— Start Exercise inputs —

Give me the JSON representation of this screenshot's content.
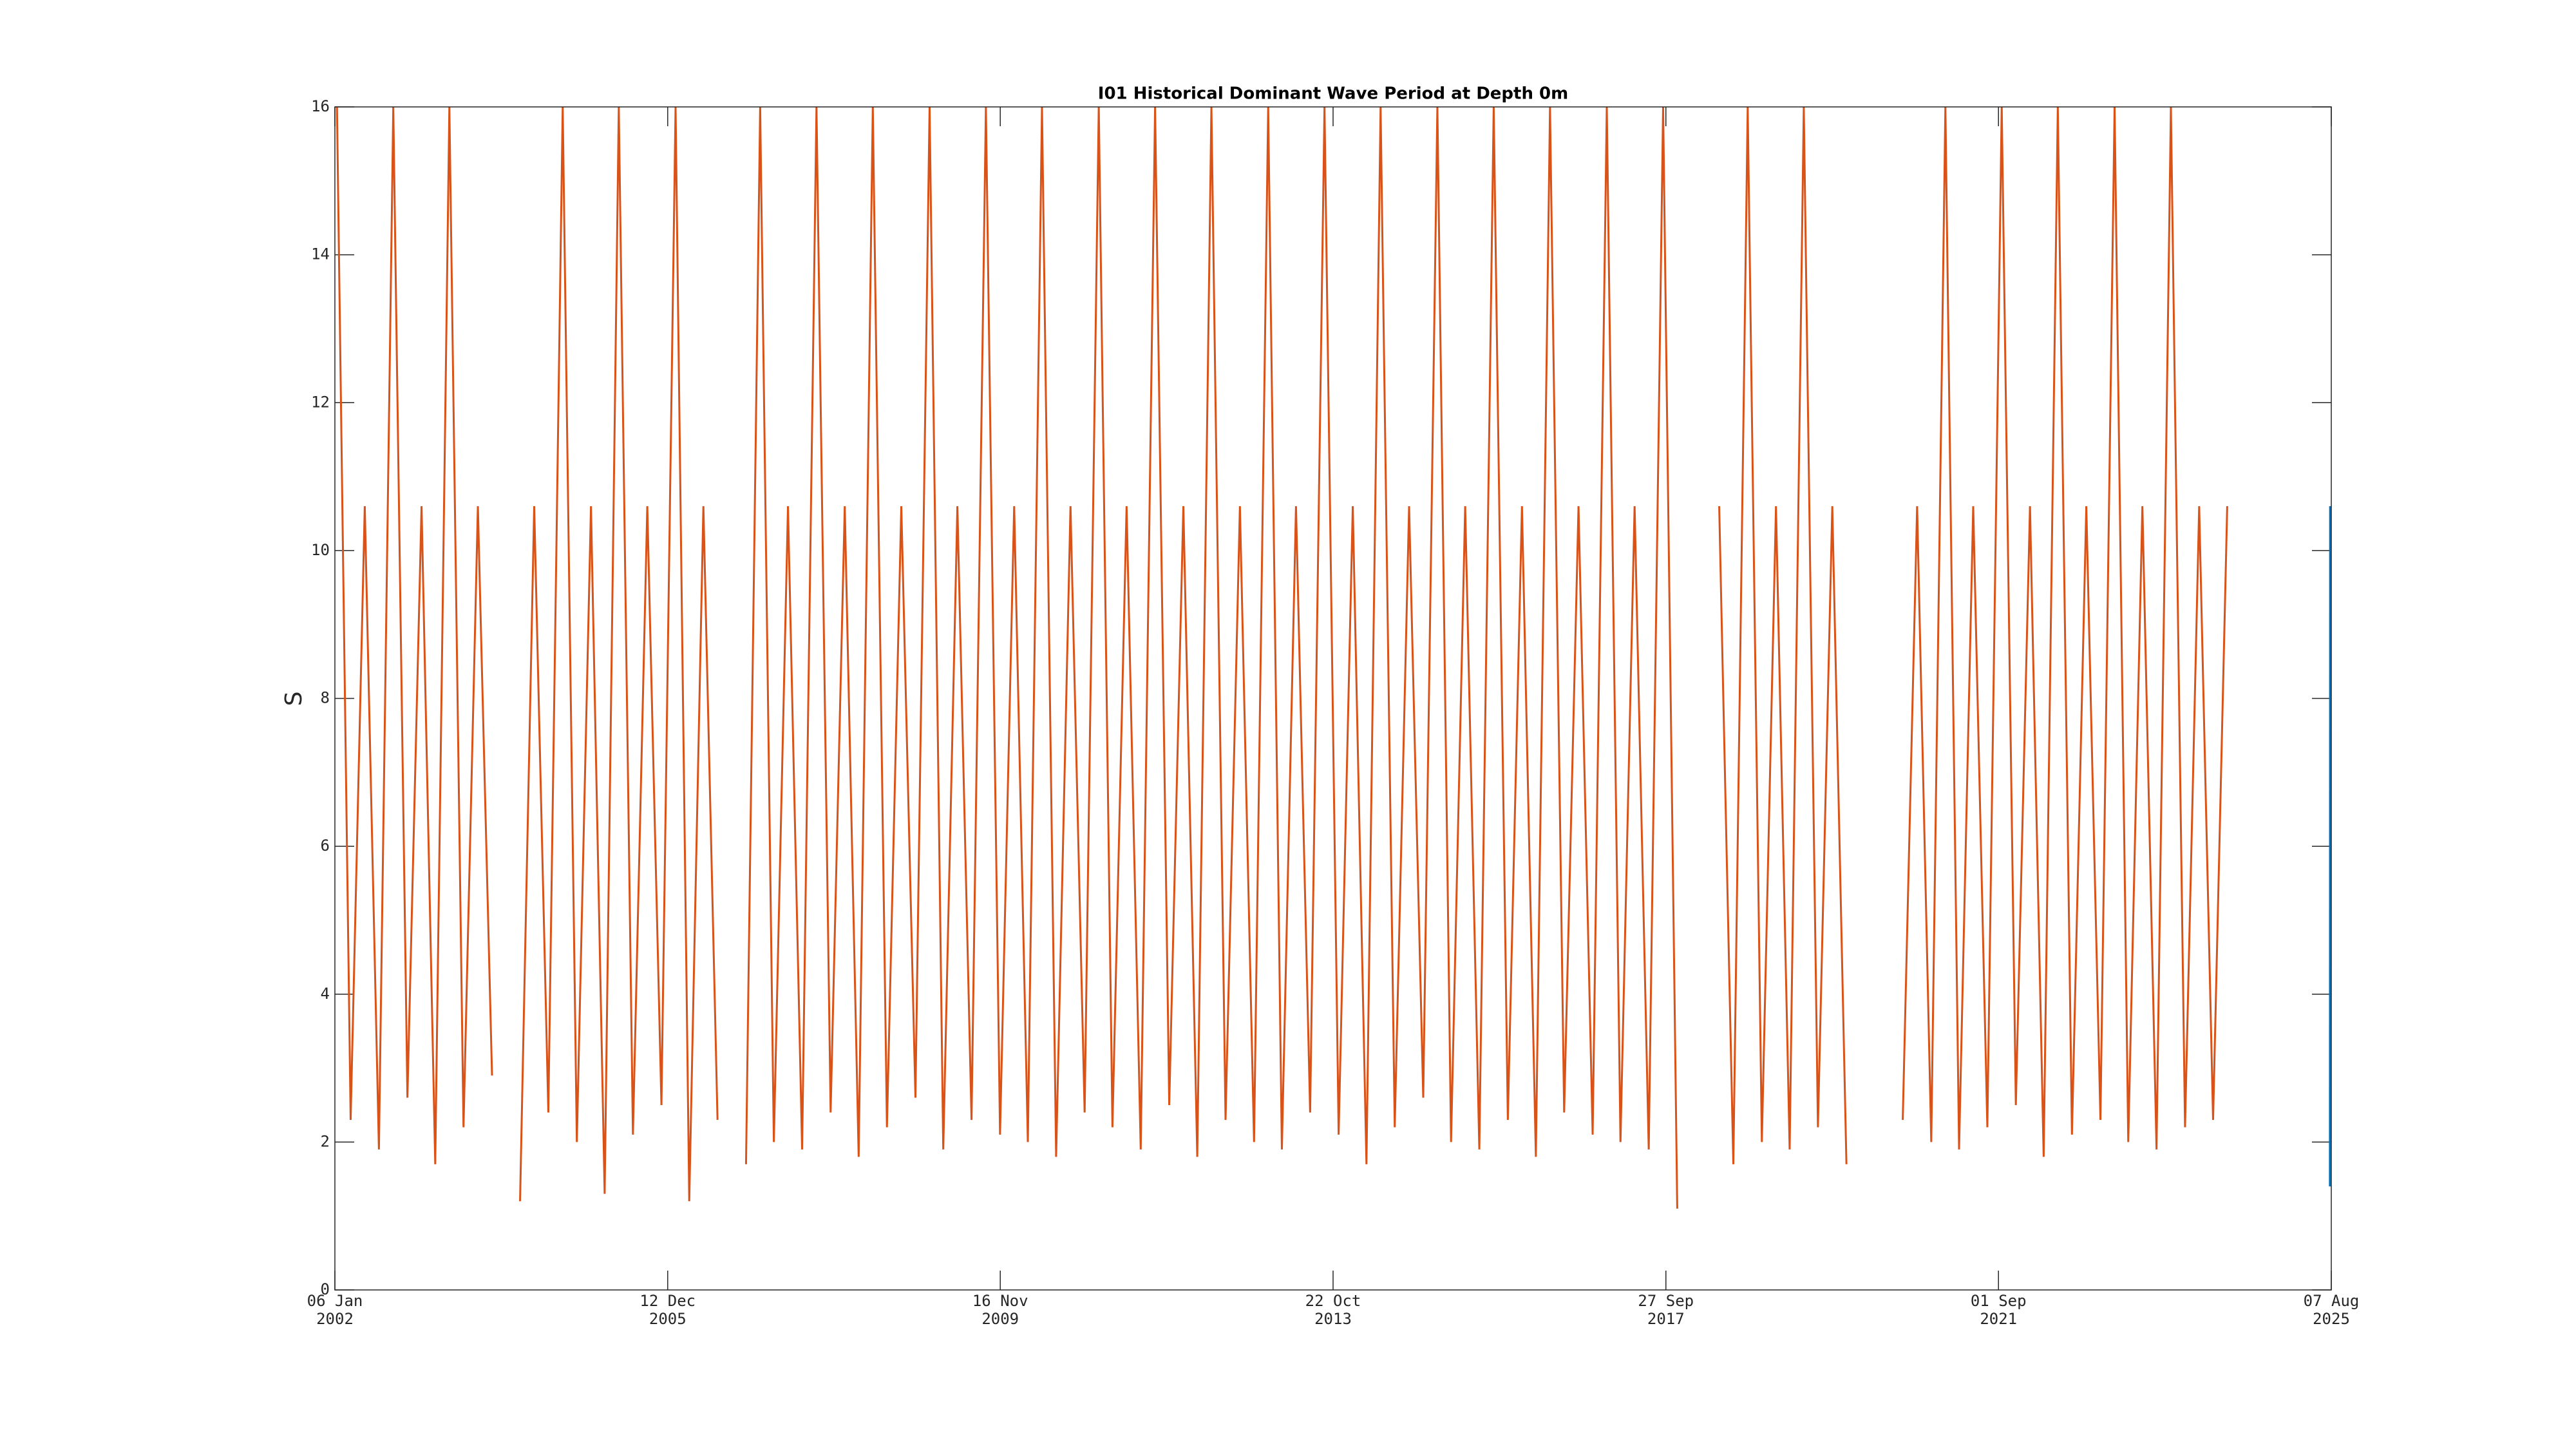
{
  "chart_data": {
    "type": "line",
    "title": "I01 Historical Dominant Wave Period at Depth 0m",
    "y_label": "S",
    "xlim": [
      "2002-01-06",
      "2025-08-07"
    ],
    "xticks": [
      {
        "value": "2002-01-06",
        "label": [
          "06 Jan",
          "2002"
        ]
      },
      {
        "value": "2005-12-12",
        "label": [
          "12 Dec",
          "2005"
        ]
      },
      {
        "value": "2009-11-16",
        "label": [
          "16 Nov",
          "2009"
        ]
      },
      {
        "value": "2013-10-22",
        "label": [
          "22 Oct",
          "2013"
        ]
      },
      {
        "value": "2017-09-27",
        "label": [
          "27 Sep",
          "2017"
        ]
      },
      {
        "value": "2021-09-01",
        "label": [
          "01 Sep",
          "2021"
        ]
      },
      {
        "value": "2025-08-07",
        "label": [
          "07 Aug",
          "2025"
        ]
      }
    ],
    "ylim": [
      0,
      16
    ],
    "yticks": [
      0,
      2,
      4,
      6,
      8,
      10,
      12,
      14,
      16
    ],
    "grid": false,
    "series": [
      {
        "color": "#D95319",
        "x": [
          "2002-01-15",
          "2002-03-15",
          "2002-05-15",
          "2002-07-15",
          "2002-09-15",
          "2002-11-15",
          "2003-01-15",
          "2003-03-15",
          "2003-05-15",
          "2003-07-15",
          "2003-09-15",
          "2003-11-15",
          "2004-01-15",
          "2004-03-15",
          "2004-05-15",
          "2004-07-15",
          "2004-09-15",
          "2004-11-15",
          "2005-01-15",
          "2005-03-15",
          "2005-05-15",
          "2005-07-15",
          "2005-09-15",
          "2005-11-15",
          "2006-01-15",
          "2006-03-15",
          "2006-05-15",
          "2006-07-15",
          "2006-09-15",
          "2006-11-15",
          "2007-01-15",
          "2007-03-15",
          "2007-05-15",
          "2007-07-15",
          "2007-09-15",
          "2007-11-15",
          "2008-01-15",
          "2008-03-15",
          "2008-05-15",
          "2008-07-15",
          "2008-09-15",
          "2008-11-15",
          "2009-01-15",
          "2009-03-15",
          "2009-05-15",
          "2009-07-15",
          "2009-09-15",
          "2009-11-15",
          "2010-01-15",
          "2010-03-15",
          "2010-05-15",
          "2010-07-15",
          "2010-09-15",
          "2010-11-15",
          "2011-01-15",
          "2011-03-15",
          "2011-05-15",
          "2011-07-15",
          "2011-09-15",
          "2011-11-15",
          "2012-01-15",
          "2012-03-15",
          "2012-05-15",
          "2012-07-15",
          "2012-09-15",
          "2012-11-15",
          "2013-01-15",
          "2013-03-15",
          "2013-05-15",
          "2013-07-15",
          "2013-09-15",
          "2013-11-15",
          "2014-01-15",
          "2014-03-15",
          "2014-05-15",
          "2014-07-15",
          "2014-09-15",
          "2014-11-15",
          "2015-01-15",
          "2015-03-15",
          "2015-05-15",
          "2015-07-15",
          "2015-09-15",
          "2015-11-15",
          "2016-01-15",
          "2016-03-15",
          "2016-05-15",
          "2016-07-15",
          "2016-09-15",
          "2016-11-15",
          "2017-01-15",
          "2017-03-15",
          "2017-05-15",
          "2017-07-15",
          "2017-09-15",
          "2017-11-15",
          "2018-01-15",
          "2018-03-15",
          "2018-05-15",
          "2018-07-15",
          "2018-09-15",
          "2018-11-15",
          "2019-01-15",
          "2019-03-15",
          "2019-05-15",
          "2019-07-15",
          "2019-09-15",
          "2019-11-15",
          "2020-01-15",
          "2020-03-15",
          "2020-05-15",
          "2020-07-15",
          "2020-09-15",
          "2020-11-15",
          "2021-01-15",
          "2021-03-15",
          "2021-05-15",
          "2021-07-15",
          "2021-09-15",
          "2021-11-15",
          "2022-01-15",
          "2022-03-15",
          "2022-05-15",
          "2022-07-15",
          "2022-09-15",
          "2022-11-15",
          "2023-01-15",
          "2023-03-15",
          "2023-05-15",
          "2023-07-15",
          "2023-09-15",
          "2023-11-15",
          "2024-01-15",
          "2024-03-15",
          "2024-05-15"
        ],
        "values": [
          16,
          2.3,
          10.6,
          1.9,
          16,
          2.6,
          10.6,
          1.7,
          16,
          2.2,
          10.6,
          2.9,
          null,
          1.2,
          10.6,
          2.4,
          16,
          2.0,
          10.6,
          1.3,
          16,
          2.1,
          10.6,
          2.5,
          16,
          1.2,
          10.6,
          2.3,
          null,
          1.7,
          16,
          2.0,
          10.6,
          1.9,
          16,
          2.4,
          10.6,
          1.8,
          16,
          2.2,
          10.6,
          2.6,
          16,
          1.9,
          10.6,
          2.3,
          16,
          2.1,
          10.6,
          2.0,
          16,
          1.8,
          10.6,
          2.4,
          16,
          2.2,
          10.6,
          1.9,
          16,
          2.5,
          10.6,
          1.8,
          16,
          2.3,
          10.6,
          2.0,
          16,
          1.9,
          10.6,
          2.4,
          16,
          2.1,
          10.6,
          1.7,
          16,
          2.2,
          10.6,
          2.6,
          16,
          2.0,
          10.6,
          1.9,
          16,
          2.3,
          10.6,
          1.8,
          16,
          2.4,
          10.6,
          2.1,
          16,
          2.0,
          10.6,
          1.9,
          16,
          1.1,
          null,
          null,
          10.6,
          1.7,
          16,
          2.0,
          10.6,
          1.9,
          16,
          2.2,
          10.6,
          1.7,
          null,
          null,
          null,
          2.3,
          10.6,
          2.0,
          16,
          1.9,
          10.6,
          2.2,
          16,
          2.5,
          10.6,
          1.8,
          16,
          2.1,
          10.6,
          2.3,
          16,
          2.0,
          10.6,
          1.9,
          16,
          2.2,
          10.6,
          2.3,
          10.6
        ]
      },
      {
        "color": "#0072BD",
        "x": [
          "2025-08-01",
          "2025-08-02"
        ],
        "values": [
          1.4,
          10.6
        ]
      }
    ]
  }
}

— End Exercise inputs —

Exercise
Leaving aside the images, write out the entries above word for word.

Result for this exercise
Give me the JSON representation of this screenshot's content.
{
  "chart_data": {
    "type": "line",
    "title": "I01 Historical Dominant Wave Period at Depth 0m",
    "y_label": "S",
    "xlim": [
      "2002-01-06",
      "2025-08-07"
    ],
    "xticks": [
      {
        "value": "2002-01-06",
        "label": [
          "06 Jan",
          "2002"
        ]
      },
      {
        "value": "2005-12-12",
        "label": [
          "12 Dec",
          "2005"
        ]
      },
      {
        "value": "2009-11-16",
        "label": [
          "16 Nov",
          "2009"
        ]
      },
      {
        "value": "2013-10-22",
        "label": [
          "22 Oct",
          "2013"
        ]
      },
      {
        "value": "2017-09-27",
        "label": [
          "27 Sep",
          "2017"
        ]
      },
      {
        "value": "2021-09-01",
        "label": [
          "01 Sep",
          "2021"
        ]
      },
      {
        "value": "2025-08-07",
        "label": [
          "07 Aug",
          "2025"
        ]
      }
    ],
    "ylim": [
      0,
      16
    ],
    "yticks": [
      0,
      2,
      4,
      6,
      8,
      10,
      12,
      14,
      16
    ],
    "grid": false,
    "series": [
      {
        "color": "#D95319",
        "x": [
          "2002-01-15",
          "2002-03-15",
          "2002-05-15",
          "2002-07-15",
          "2002-09-15",
          "2002-11-15",
          "2003-01-15",
          "2003-03-15",
          "2003-05-15",
          "2003-07-15",
          "2003-09-15",
          "2003-11-15",
          "2004-01-15",
          "2004-03-15",
          "2004-05-15",
          "2004-07-15",
          "2004-09-15",
          "2004-11-15",
          "2005-01-15",
          "2005-03-15",
          "2005-05-15",
          "2005-07-15",
          "2005-09-15",
          "2005-11-15",
          "2006-01-15",
          "2006-03-15",
          "2006-05-15",
          "2006-07-15",
          "2006-09-15",
          "2006-11-15",
          "2007-01-15",
          "2007-03-15",
          "2007-05-15",
          "2007-07-15",
          "2007-09-15",
          "2007-11-15",
          "2008-01-15",
          "2008-03-15",
          "2008-05-15",
          "2008-07-15",
          "2008-09-15",
          "2008-11-15",
          "2009-01-15",
          "2009-03-15",
          "2009-05-15",
          "2009-07-15",
          "2009-09-15",
          "2009-11-15",
          "2010-01-15",
          "2010-03-15",
          "2010-05-15",
          "2010-07-15",
          "2010-09-15",
          "2010-11-15",
          "2011-01-15",
          "2011-03-15",
          "2011-05-15",
          "2011-07-15",
          "2011-09-15",
          "2011-11-15",
          "2012-01-15",
          "2012-03-15",
          "2012-05-15",
          "2012-07-15",
          "2012-09-15",
          "2012-11-15",
          "2013-01-15",
          "2013-03-15",
          "2013-05-15",
          "2013-07-15",
          "2013-09-15",
          "2013-11-15",
          "2014-01-15",
          "2014-03-15",
          "2014-05-15",
          "2014-07-15",
          "2014-09-15",
          "2014-11-15",
          "2015-01-15",
          "2015-03-15",
          "2015-05-15",
          "2015-07-15",
          "2015-09-15",
          "2015-11-15",
          "2016-01-15",
          "2016-03-15",
          "2016-05-15",
          "2016-07-15",
          "2016-09-15",
          "2016-11-15",
          "2017-01-15",
          "2017-03-15",
          "2017-05-15",
          "2017-07-15",
          "2017-09-15",
          "2017-11-15",
          "2018-01-15",
          "2018-03-15",
          "2018-05-15",
          "2018-07-15",
          "2018-09-15",
          "2018-11-15",
          "2019-01-15",
          "2019-03-15",
          "2019-05-15",
          "2019-07-15",
          "2019-09-15",
          "2019-11-15",
          "2020-01-15",
          "2020-03-15",
          "2020-05-15",
          "2020-07-15",
          "2020-09-15",
          "2020-11-15",
          "2021-01-15",
          "2021-03-15",
          "2021-05-15",
          "2021-07-15",
          "2021-09-15",
          "2021-11-15",
          "2022-01-15",
          "2022-03-15",
          "2022-05-15",
          "2022-07-15",
          "2022-09-15",
          "2022-11-15",
          "2023-01-15",
          "2023-03-15",
          "2023-05-15",
          "2023-07-15",
          "2023-09-15",
          "2023-11-15",
          "2024-01-15",
          "2024-03-15",
          "2024-05-15"
        ],
        "values": [
          16,
          2.3,
          10.6,
          1.9,
          16,
          2.6,
          10.6,
          1.7,
          16,
          2.2,
          10.6,
          2.9,
          null,
          1.2,
          10.6,
          2.4,
          16,
          2.0,
          10.6,
          1.3,
          16,
          2.1,
          10.6,
          2.5,
          16,
          1.2,
          10.6,
          2.3,
          null,
          1.7,
          16,
          2.0,
          10.6,
          1.9,
          16,
          2.4,
          10.6,
          1.8,
          16,
          2.2,
          10.6,
          2.6,
          16,
          1.9,
          10.6,
          2.3,
          16,
          2.1,
          10.6,
          2.0,
          16,
          1.8,
          10.6,
          2.4,
          16,
          2.2,
          10.6,
          1.9,
          16,
          2.5,
          10.6,
          1.8,
          16,
          2.3,
          10.6,
          2.0,
          16,
          1.9,
          10.6,
          2.4,
          16,
          2.1,
          10.6,
          1.7,
          16,
          2.2,
          10.6,
          2.6,
          16,
          2.0,
          10.6,
          1.9,
          16,
          2.3,
          10.6,
          1.8,
          16,
          2.4,
          10.6,
          2.1,
          16,
          2.0,
          10.6,
          1.9,
          16,
          1.1,
          null,
          null,
          10.6,
          1.7,
          16,
          2.0,
          10.6,
          1.9,
          16,
          2.2,
          10.6,
          1.7,
          null,
          null,
          null,
          2.3,
          10.6,
          2.0,
          16,
          1.9,
          10.6,
          2.2,
          16,
          2.5,
          10.6,
          1.8,
          16,
          2.1,
          10.6,
          2.3,
          16,
          2.0,
          10.6,
          1.9,
          16,
          2.2,
          10.6,
          2.3,
          10.6
        ]
      },
      {
        "color": "#0072BD",
        "x": [
          "2025-08-01",
          "2025-08-02"
        ],
        "values": [
          1.4,
          10.6
        ]
      }
    ]
  }
}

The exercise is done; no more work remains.